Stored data
──────────

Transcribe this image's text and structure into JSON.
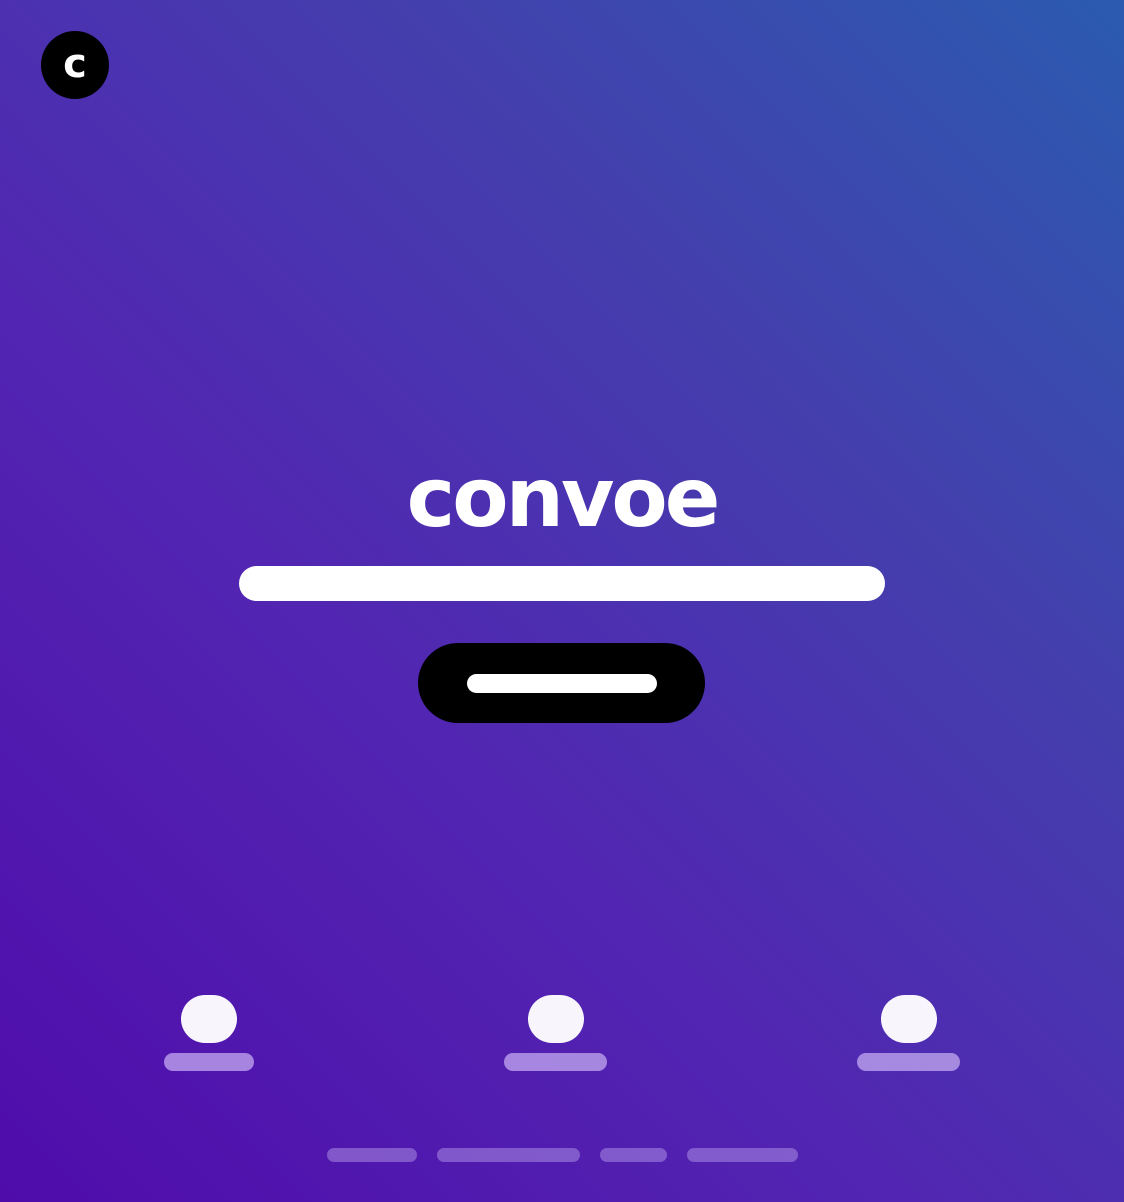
{
  "brand": {
    "logo_letter": "c",
    "wordmark": "convoe",
    "logo_badge_color": "#000000",
    "text_color": "#ffffff"
  },
  "hero": {
    "headline_placeholder": "",
    "cta_button_color": "#000000"
  },
  "features": [
    {
      "icon": "feature-icon-1"
    },
    {
      "icon": "feature-icon-2"
    },
    {
      "icon": "feature-icon-3"
    }
  ],
  "footer": {
    "link_count_visible": 4
  },
  "theme": {
    "gradient_colors": [
      "#2b5bb0",
      "#4340ad",
      "#5225b2",
      "#4f0cab"
    ],
    "accent": "#ffffff"
  }
}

──────────

> [To be done] Copy every record above exactly, leaving out any pictures.

> [Result of the task]
Transcribe this image's text and structure into JSON.
{
  "brand": {
    "logo_letter": "c",
    "wordmark": "convoe",
    "logo_badge_color": "#000000",
    "text_color": "#ffffff"
  },
  "hero": {
    "headline_placeholder": "",
    "cta_button_color": "#000000"
  },
  "features": [
    {
      "icon": "feature-icon-1"
    },
    {
      "icon": "feature-icon-2"
    },
    {
      "icon": "feature-icon-3"
    }
  ],
  "footer": {
    "link_count_visible": 4
  },
  "theme": {
    "gradient_colors": [
      "#2b5bb0",
      "#4340ad",
      "#5225b2",
      "#4f0cab"
    ],
    "accent": "#ffffff"
  }
}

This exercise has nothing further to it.